Build or Buy? Data driven feature backlog. Risk based thinking.
The Analytics Engineering Roundup goes full on Product Analytics! Also in this issue: benchmarking activation rates by product category.
This week’s roundup (rather unintentionally!) has a strong product analytics slant to it, and I’m here for it 🙌
In this issue:
Build or Buy: How We Developed a Platform for A/B Tests by Olga Berezovsky
Using Data to Elevate Features in Your Backlog by Greg Meyer
select 'Risk-Aware Data Management' as next_old_thing by Ashley Sherwood
What is a Good Activation Rate? by Lenny Rachitsky and Yuriy Timen
👋 Enjoy the issue!
-Anna
PS. Have you taken the Analytics Engineering Survey yet?
It’s closing in a few days, and your input will be extremely helpful for the entire community.
No PII — we promise! — and we’ll share the results with the community when we’re done. We also hope to make it an annual thing so we can benchmark the progress we make as an industry year over year. 🙏
A recent highly scientific study I read said that survey responses are better if you include cat pictures, so here’s one:
Thank mew! 👉 👈 🥺
Build or Buy: How We Developed a Platform for A/B Tests
by Olga Berezovsky
It is so important to talk about the realities of choosing to roll your own internal solution versus buying something off the shelf, and the tradeoffs that come with this decision. Olga does a great job describing a neat custom solution for A/B testing, and the many ways their consulting client benefited from this solution.
Before you get excited about whether or not this is a good idea, it’s worth mentioning that A/B testing is quite commonly built in-house because it resembles the existing structure used for feature flags in many code bases… at least on the surface.

**Items from a dataset:**
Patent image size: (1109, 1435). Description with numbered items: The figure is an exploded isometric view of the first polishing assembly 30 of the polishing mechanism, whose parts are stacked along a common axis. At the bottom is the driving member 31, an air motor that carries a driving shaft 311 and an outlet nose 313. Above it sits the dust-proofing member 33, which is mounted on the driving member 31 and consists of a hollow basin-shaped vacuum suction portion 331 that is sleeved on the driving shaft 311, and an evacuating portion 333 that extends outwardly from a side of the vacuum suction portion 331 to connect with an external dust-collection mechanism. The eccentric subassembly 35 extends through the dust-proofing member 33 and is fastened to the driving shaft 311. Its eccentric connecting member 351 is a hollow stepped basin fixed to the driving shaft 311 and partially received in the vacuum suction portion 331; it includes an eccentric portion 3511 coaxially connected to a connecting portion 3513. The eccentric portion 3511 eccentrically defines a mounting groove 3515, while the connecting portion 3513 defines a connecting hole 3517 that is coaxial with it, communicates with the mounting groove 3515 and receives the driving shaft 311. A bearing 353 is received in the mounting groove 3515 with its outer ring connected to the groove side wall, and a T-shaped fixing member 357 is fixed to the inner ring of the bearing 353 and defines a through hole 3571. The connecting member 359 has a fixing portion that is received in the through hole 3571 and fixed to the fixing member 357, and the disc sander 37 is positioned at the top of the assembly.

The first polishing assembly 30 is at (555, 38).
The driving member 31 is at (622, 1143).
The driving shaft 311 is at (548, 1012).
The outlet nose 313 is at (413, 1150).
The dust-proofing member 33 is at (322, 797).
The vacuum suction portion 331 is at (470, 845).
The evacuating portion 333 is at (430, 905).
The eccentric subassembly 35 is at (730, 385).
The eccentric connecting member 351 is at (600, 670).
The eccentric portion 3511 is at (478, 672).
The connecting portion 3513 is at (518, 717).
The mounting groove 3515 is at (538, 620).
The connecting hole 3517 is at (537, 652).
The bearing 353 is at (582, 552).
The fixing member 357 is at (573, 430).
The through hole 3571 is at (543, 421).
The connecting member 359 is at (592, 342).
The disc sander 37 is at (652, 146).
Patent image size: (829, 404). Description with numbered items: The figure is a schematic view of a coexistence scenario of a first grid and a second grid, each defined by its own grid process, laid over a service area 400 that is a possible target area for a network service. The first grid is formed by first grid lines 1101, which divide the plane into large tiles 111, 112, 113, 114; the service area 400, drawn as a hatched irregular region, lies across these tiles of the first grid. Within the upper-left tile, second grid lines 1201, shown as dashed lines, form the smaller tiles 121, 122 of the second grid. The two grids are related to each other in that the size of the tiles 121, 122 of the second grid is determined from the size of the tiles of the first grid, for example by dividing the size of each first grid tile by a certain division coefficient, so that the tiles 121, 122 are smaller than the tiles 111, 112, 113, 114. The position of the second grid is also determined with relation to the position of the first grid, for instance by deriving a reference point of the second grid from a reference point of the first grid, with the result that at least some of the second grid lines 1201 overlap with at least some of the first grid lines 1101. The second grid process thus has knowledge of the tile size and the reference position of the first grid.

**Tasks for this exercise:**
a: Answer these questions about the Analytics Engineering Roundup newsletter issue:
(i) Who wrote "Using Data to Elevate Features in Your Backlog"?
(ii) What kind of data does the newsletter promise the Analytics Engineering Survey will not collect?
(iii) According to the newsletter, what existing structure does A/B testing resemble, making it commonly built in-house?
b: Extend the Analytics Engineering Roundup newsletter issue, picking up right after its final sentence.

**Answers per task:**
a:
(i) Greg Meyer
(ii) PII
(iii) The structure used for feature flags in many code bases

b:
Inevitably, two key problems come up with internal A/B testing frameworks (and most other kinds of bespoke internal solutions):
Scope creep — when you build one internal tool, you frequently have to do a bunch of extra work to make it integrate with several other of your business systems:
An ancient problem in analytics merging all the sources pushed us back in delivery […] Our scope was changed from “build a new A/B testing platform” to “bring in all the data, develop dozyllian pipelines and APIs, integrate them and validate, do the cleaning and prepare the foundations, and then build a new A/B testing platform”.
The cost of maintenance often exceeds the cost of buying something off the shelf:
…the complexity of a tool takes a high cost (and expertise) to maintain and keep it running. Given that it was closely integrated into their front-end and back-end, any further migration, optimization, or tuning forced my team to step in to make sure there was no interruption to the user experience or site productivity.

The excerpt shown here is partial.